• [Goal of the exercise]
Please copy exactly the lines that begin with the one containing "Transcribe the text in this document." and end with the last line of the entries.

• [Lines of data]

------------------------

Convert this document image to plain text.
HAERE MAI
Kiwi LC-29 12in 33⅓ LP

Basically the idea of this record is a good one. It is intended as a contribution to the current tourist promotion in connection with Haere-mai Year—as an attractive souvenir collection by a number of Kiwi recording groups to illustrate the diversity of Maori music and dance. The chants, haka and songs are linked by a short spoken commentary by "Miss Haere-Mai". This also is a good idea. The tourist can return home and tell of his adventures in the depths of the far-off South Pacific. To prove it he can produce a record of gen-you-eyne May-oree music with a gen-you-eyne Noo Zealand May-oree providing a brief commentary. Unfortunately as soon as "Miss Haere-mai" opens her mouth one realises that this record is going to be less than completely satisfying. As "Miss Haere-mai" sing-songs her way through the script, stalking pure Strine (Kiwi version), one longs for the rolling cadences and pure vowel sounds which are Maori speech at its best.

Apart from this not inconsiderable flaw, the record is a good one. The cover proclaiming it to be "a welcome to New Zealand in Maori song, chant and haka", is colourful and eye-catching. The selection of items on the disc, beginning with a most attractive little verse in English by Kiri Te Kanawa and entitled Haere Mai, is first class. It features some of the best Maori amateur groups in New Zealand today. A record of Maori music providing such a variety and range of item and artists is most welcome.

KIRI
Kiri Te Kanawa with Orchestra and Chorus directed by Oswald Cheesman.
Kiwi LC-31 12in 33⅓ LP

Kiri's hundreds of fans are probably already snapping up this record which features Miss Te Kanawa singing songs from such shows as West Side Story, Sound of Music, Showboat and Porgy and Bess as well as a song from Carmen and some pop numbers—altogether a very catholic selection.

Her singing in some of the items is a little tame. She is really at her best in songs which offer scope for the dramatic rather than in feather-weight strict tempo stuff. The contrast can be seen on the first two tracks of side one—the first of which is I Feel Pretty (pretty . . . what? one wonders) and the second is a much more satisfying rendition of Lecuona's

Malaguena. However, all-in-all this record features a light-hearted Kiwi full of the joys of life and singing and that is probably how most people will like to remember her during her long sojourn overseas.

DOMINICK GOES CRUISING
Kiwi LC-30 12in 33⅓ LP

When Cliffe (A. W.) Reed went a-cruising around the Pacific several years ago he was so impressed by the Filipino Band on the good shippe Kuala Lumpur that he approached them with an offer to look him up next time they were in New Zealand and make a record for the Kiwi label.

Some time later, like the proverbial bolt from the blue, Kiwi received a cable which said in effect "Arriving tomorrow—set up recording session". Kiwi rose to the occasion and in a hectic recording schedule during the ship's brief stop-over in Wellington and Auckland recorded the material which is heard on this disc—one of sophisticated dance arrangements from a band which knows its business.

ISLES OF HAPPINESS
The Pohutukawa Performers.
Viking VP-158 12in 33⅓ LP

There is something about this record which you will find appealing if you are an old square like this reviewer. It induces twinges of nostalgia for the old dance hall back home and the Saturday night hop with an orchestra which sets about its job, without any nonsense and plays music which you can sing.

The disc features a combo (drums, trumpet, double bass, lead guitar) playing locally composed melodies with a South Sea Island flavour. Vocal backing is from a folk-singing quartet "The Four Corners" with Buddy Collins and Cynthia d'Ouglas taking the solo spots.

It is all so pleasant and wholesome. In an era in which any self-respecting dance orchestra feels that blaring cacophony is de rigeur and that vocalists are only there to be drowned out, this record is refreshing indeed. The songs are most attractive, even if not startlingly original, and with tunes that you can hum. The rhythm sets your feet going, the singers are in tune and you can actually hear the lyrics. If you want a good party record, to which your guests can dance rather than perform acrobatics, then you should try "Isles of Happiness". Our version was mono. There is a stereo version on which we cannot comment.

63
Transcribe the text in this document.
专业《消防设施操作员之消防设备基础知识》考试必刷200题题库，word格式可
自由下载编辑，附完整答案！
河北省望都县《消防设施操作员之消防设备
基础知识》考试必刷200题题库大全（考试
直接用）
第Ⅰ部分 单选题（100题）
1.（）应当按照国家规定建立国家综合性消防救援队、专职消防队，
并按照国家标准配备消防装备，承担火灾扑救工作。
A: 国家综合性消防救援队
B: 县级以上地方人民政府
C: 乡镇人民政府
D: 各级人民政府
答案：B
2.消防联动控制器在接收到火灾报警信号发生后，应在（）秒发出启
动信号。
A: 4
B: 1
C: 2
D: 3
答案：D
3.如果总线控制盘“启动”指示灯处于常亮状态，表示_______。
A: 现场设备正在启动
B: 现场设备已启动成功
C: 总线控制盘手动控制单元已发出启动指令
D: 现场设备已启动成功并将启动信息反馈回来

------------------------

• [Correct result]
Transcribe the text in this document.
专业《消防设施操作员之消防设备基础知识》考试必刷200题题库，word格式可
自由下载编辑，附完整答案！
河北省望都县《消防设施操作员之消防设备
基础知识》考试必刷200题题库大全（考试
直接用）
第Ⅰ部分 单选题（100题）
1.（）应当按照国家规定建立国家综合性消防救援队、专职消防队，
并按照国家标准配备消防装备，承担火灾扑救工作。
A: 国家综合性消防救援队
B: 县级以上地方人民政府
C: 乡镇人民政府
D: 各级人民政府
答案：B
2.消防联动控制器在接收到火灾报警信号发生后，应在（）秒发出启
动信号。
A: 4
B: 1
C: 2
D: 3
答案：D
3.如果总线控制盘“启动”指示灯处于常亮状态，表示_______。
A: 现场设备正在启动
B: 现场设备已启动成功
C: 总线控制盘手动控制单元已发出启动指令
D: 现场设备已启动成功并将启动信息反馈回来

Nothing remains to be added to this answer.